BEGIN RECORDS TO USE

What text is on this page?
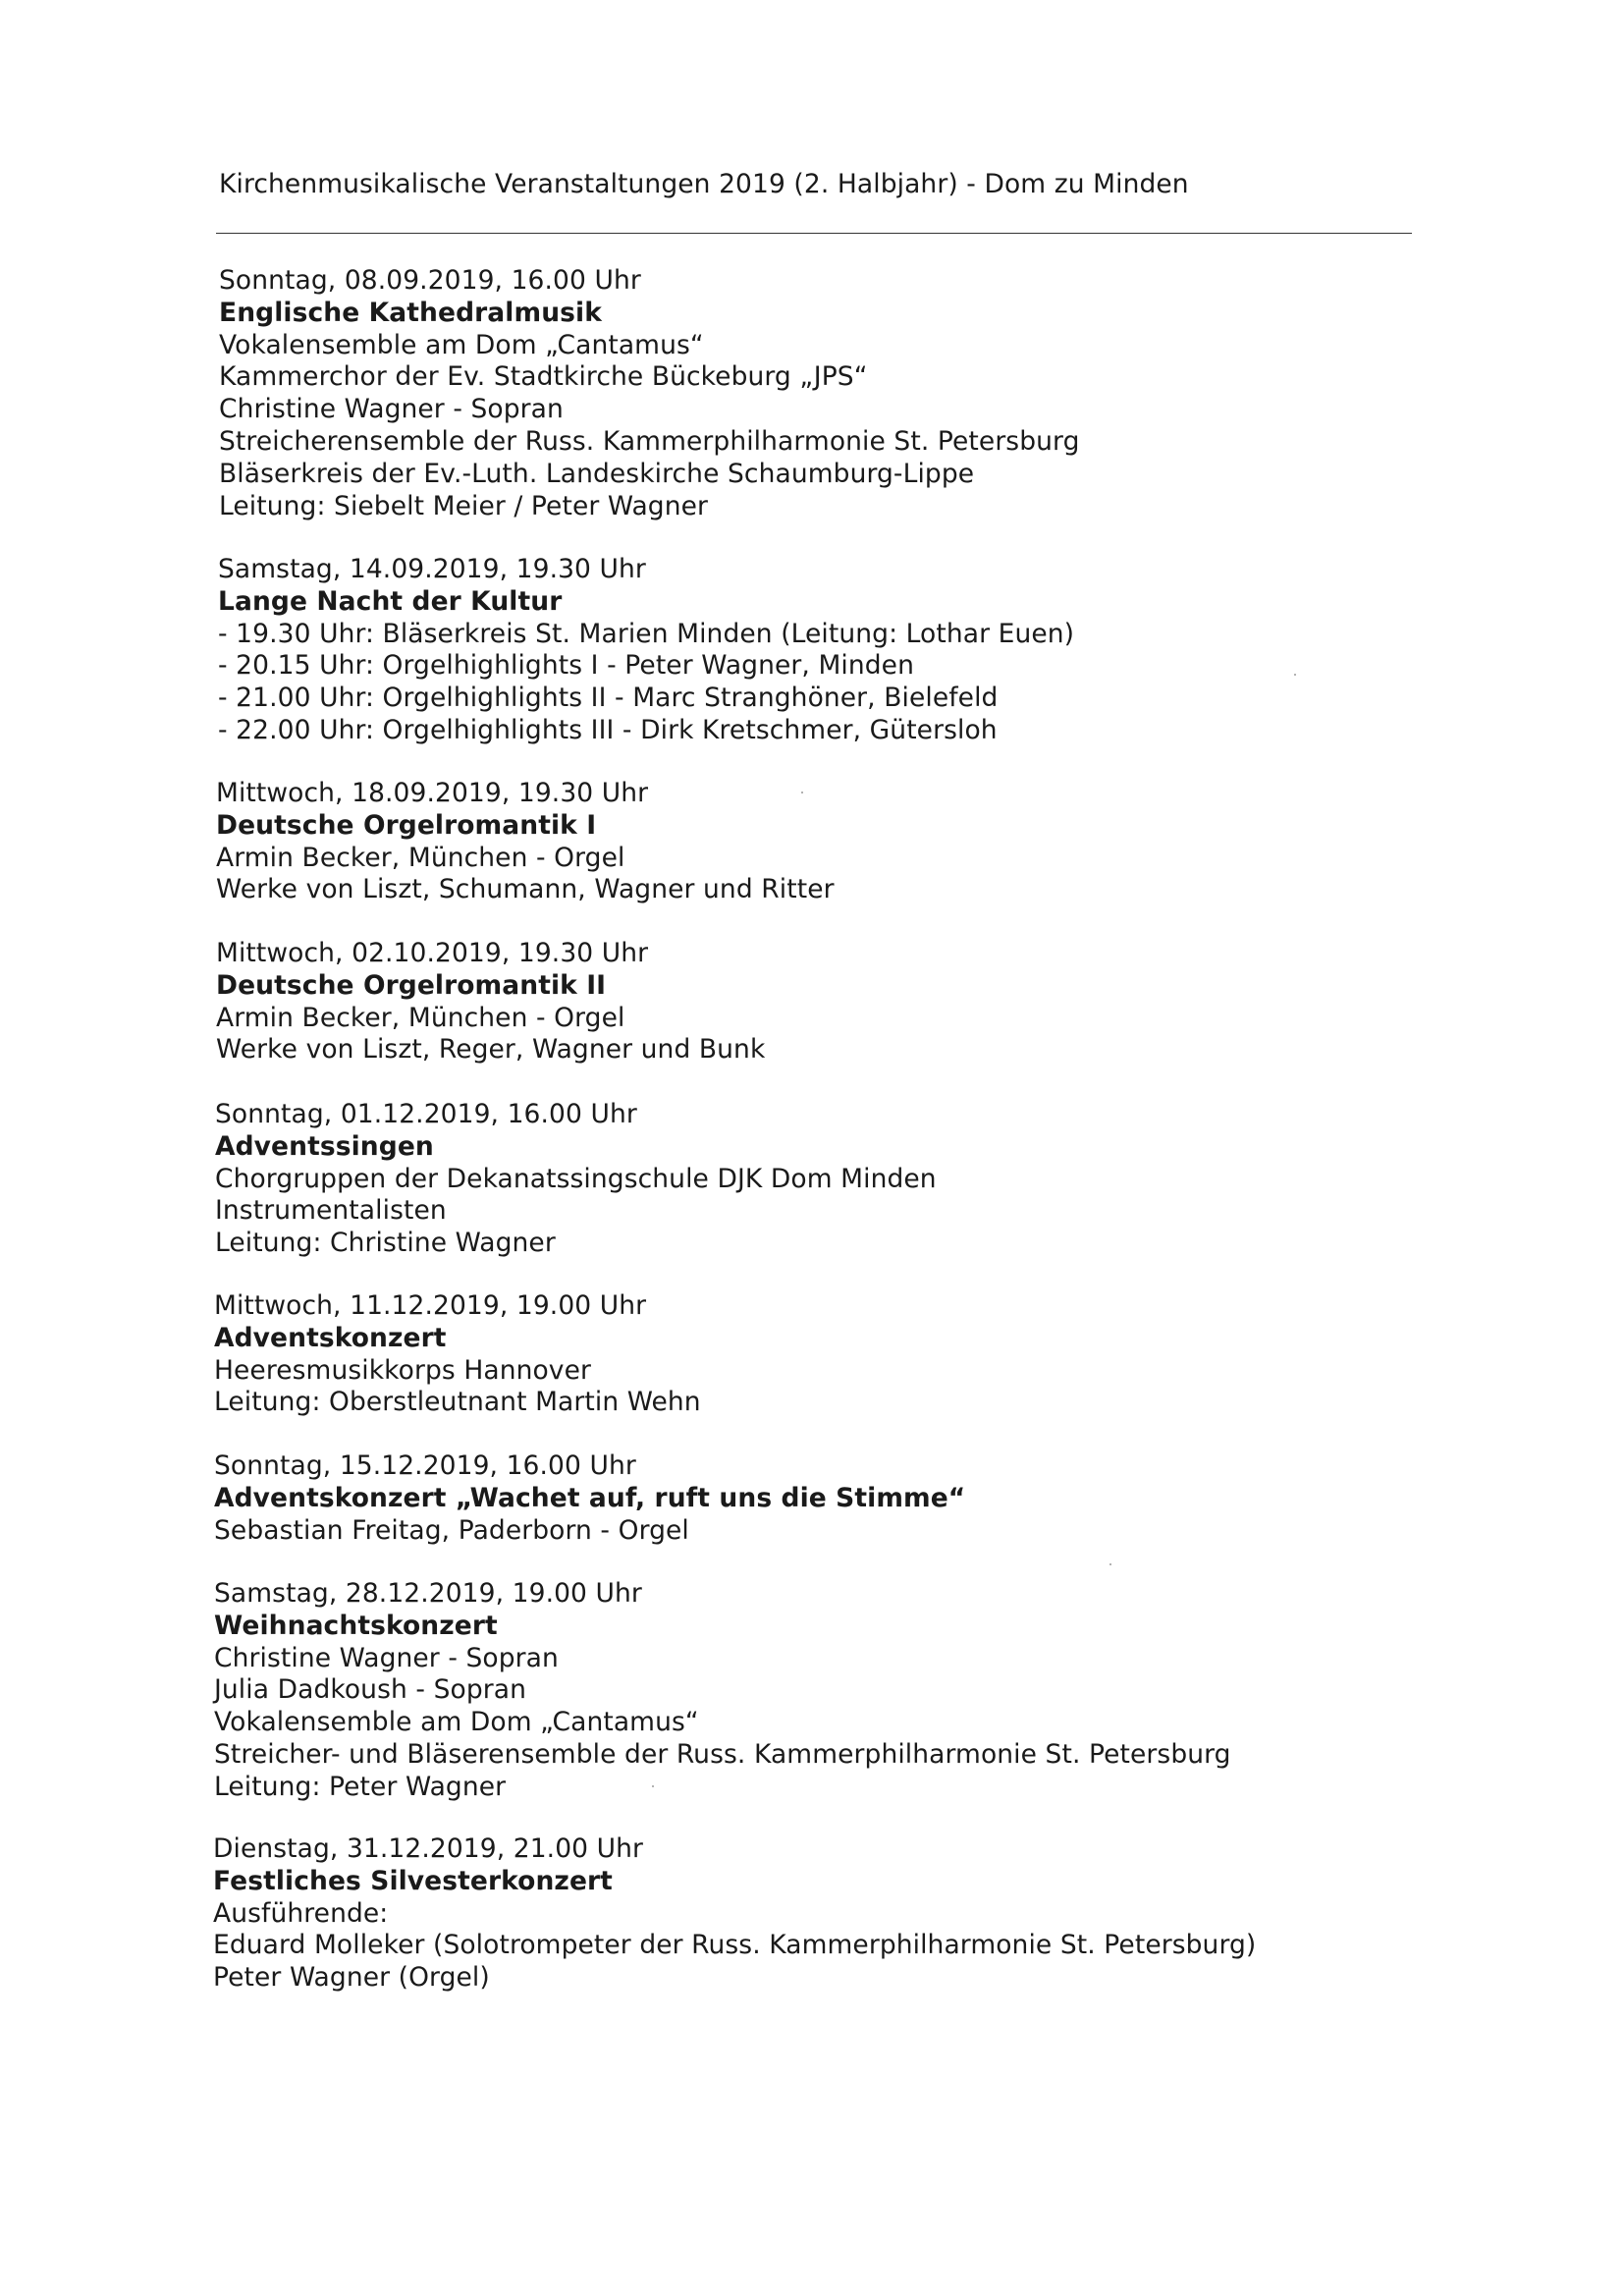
Kirchenmusikalische Veranstaltungen 2019 (2. Halbjahr) - Dom zu Minden
Sonntag, 08.09.2019, 16.00 Uhr
Englische Kathedralmusik
Vokalensemble am Dom „Cantamus“
Kammerchor der Ev. Stadtkirche Bückeburg „JPS“
Christine Wagner - Sopran
Streicherensemble der Russ. Kammerphilharmonie St. Petersburg
Bläserkreis der Ev.-Luth. Landeskirche Schaumburg-Lippe
Leitung: Siebelt Meier / Peter Wagner
Samstag, 14.09.2019, 19.30 Uhr
Lange Nacht der Kultur
- 19.30 Uhr: Bläserkreis St. Marien Minden (Leitung: Lothar Euen)
- 20.15 Uhr: Orgelhighlights I - Peter Wagner, Minden
- 21.00 Uhr: Orgelhighlights II - Marc Stranghöner, Bielefeld
- 22.00 Uhr: Orgelhighlights III - Dirk Kretschmer, Gütersloh
Mittwoch, 18.09.2019, 19.30 Uhr
Deutsche Orgelromantik I
Armin Becker, München - Orgel
Werke von Liszt, Schumann, Wagner und Ritter
Mittwoch, 02.10.2019, 19.30 Uhr
Deutsche Orgelromantik II
Armin Becker, München - Orgel
Werke von Liszt, Reger, Wagner und Bunk
Sonntag, 01.12.2019, 16.00 Uhr
Adventssingen
Chorgruppen der Dekanatssingschule DJK Dom Minden
Instrumentalisten
Leitung: Christine Wagner
Mittwoch, 11.12.2019, 19.00 Uhr
Adventskonzert
Heeresmusikkorps Hannover
Leitung: Oberstleutnant Martin Wehn
Sonntag, 15.12.2019, 16.00 Uhr
Adventskonzert „Wachet auf, ruft uns die Stimme“
Sebastian Freitag, Paderborn - Orgel
Samstag, 28.12.2019, 19.00 Uhr
Weihnachtskonzert
Christine Wagner - Sopran
Julia Dadkoush - Sopran
Vokalensemble am Dom „Cantamus“
Streicher- und Bläserensemble der Russ. Kammerphilharmonie St. Petersburg
Leitung: Peter Wagner
Dienstag, 31.12.2019, 21.00 Uhr
Festliches Silvesterkonzert
Ausführende:
Eduard Molleker (Solotrompeter der Russ. Kammerphilharmonie St. Petersburg)
Peter Wagner (Orgel)
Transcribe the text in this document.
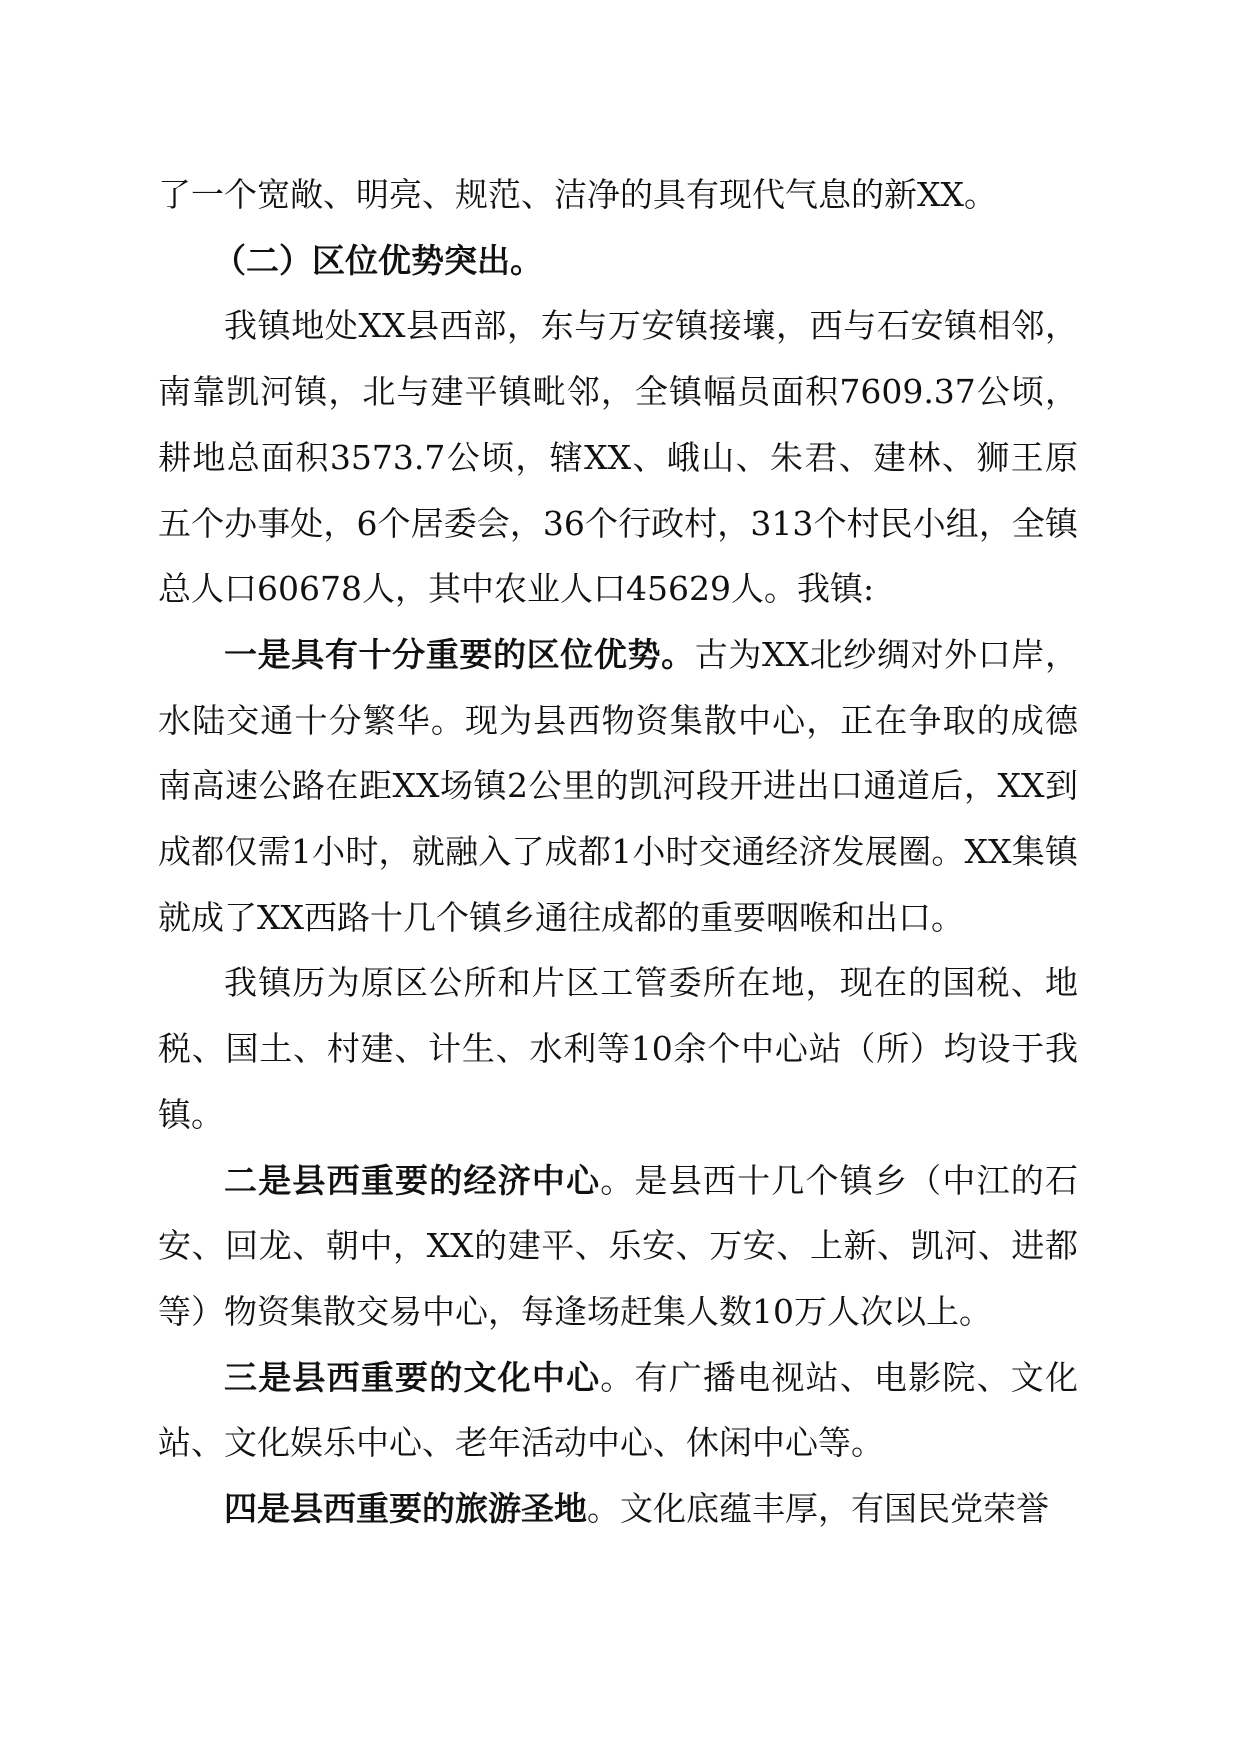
了一个宽敞、明亮、规范、洁净的具有现代气息的新XX。

（二）区位优势突出。

我镇地处XX县西部，东与万安镇接壤，西与石安镇相邻，南靠凯河镇，北与建平镇毗邻，全镇幅员面积7609.37公顷，耕地总面积3573.7公顷，辖XX、峨山、朱君、建林、狮王原五个办事处，6个居委会，36个行政村，313个村民小组，全镇总人口60678人，其中农业人口45629人。我镇:

一是具有十分重要的区位优势。古为XX北纱绸对外口岸，水陆交通十分繁华。现为县西物资集散中心，正在争取的成德南高速公路在距XX场镇2公里的凯河段开进出口通道后，XX到成都仅需1小时，就融入了成都1小时交通经济发展圈。XX集镇就成了XX西路十几个镇乡通往成都的重要咽喉和出口。

我镇历为原区公所和片区工管委所在地，现在的国税、地税、国土、村建、计生、水利等10余个中心站（所）均设于我镇。

二是县西重要的经济中心。是县西十几个镇乡（中江的石安、回龙、朝中，XX的建平、乐安、万安、上新、凯河、进都等）物资集散交易中心，每逢场赶集人数10万人次以上。

三是县西重要的文化中心。有广播电视站、电影院、文化站、文化娱乐中心、老年活动中心、休闲中心等。

四是县西重要的旅游圣地。文化底蕴丰厚，有国民党荣誉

END RECORDS TO USE

*EXERCISE DETAILS*. Report how many lines in the listing above include the word "Sonntag". Give nothing but the number.

*REPLY TO THE TASK*. 3